Locate each line holding the string "color" and copy it.

-------------------------

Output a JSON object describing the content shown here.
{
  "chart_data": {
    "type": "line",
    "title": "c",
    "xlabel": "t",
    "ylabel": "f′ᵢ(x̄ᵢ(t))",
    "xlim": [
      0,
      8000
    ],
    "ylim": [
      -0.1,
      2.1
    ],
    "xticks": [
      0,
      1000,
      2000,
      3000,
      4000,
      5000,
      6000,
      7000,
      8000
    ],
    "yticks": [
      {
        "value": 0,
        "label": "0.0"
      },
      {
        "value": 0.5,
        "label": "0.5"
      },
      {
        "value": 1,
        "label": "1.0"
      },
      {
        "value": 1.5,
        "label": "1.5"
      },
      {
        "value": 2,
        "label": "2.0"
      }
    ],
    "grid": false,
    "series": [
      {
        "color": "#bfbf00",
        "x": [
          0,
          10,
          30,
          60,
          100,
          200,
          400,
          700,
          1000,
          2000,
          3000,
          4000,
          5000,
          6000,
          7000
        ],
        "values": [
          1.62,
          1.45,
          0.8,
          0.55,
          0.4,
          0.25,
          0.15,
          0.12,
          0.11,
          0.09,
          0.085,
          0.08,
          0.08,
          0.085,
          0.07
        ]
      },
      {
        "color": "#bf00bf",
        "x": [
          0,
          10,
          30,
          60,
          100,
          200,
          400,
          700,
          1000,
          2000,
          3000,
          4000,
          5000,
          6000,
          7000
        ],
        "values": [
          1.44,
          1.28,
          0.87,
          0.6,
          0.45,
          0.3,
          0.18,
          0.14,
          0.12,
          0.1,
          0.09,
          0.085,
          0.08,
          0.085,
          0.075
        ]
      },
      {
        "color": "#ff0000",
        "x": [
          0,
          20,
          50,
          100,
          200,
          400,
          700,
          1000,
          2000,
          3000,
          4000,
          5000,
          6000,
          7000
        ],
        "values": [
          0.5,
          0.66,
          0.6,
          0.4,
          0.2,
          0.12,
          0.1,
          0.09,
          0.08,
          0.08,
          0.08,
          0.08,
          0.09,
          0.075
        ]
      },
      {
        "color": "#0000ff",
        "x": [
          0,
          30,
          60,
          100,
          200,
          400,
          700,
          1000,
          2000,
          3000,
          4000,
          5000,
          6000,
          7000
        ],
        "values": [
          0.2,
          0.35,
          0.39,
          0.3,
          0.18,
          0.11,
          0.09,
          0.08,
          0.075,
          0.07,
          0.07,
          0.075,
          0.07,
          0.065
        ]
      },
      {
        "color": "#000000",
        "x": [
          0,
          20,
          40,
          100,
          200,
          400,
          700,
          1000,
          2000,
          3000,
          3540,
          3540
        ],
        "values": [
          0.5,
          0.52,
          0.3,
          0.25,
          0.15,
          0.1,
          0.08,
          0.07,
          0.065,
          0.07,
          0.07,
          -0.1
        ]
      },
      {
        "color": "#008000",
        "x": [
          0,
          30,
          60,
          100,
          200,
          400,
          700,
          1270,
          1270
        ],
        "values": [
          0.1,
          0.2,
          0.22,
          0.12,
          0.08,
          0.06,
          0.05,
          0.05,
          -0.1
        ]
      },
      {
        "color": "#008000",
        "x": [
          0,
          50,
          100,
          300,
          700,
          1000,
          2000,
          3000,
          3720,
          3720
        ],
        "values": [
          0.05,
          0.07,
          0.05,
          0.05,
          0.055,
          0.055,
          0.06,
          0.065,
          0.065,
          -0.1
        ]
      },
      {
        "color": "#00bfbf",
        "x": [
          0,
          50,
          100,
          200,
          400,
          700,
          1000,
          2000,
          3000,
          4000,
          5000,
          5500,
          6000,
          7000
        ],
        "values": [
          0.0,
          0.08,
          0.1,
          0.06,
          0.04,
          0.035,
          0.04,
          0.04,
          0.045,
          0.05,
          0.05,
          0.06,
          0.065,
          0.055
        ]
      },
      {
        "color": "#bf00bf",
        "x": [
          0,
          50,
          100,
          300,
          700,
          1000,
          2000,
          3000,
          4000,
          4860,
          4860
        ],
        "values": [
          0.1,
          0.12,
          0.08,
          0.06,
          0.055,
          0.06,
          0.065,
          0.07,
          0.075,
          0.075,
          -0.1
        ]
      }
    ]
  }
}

-------------------------

Result —
        "color": "#bfbf00",
        "color": "#bf00bf",
        "color": "#ff0000",
        "color": "#0000ff",
        "color": "#000000",
        "color": "#008000",
        "color": "#008000",
        "color": "#00bfbf",
        "color": "#bf00bf",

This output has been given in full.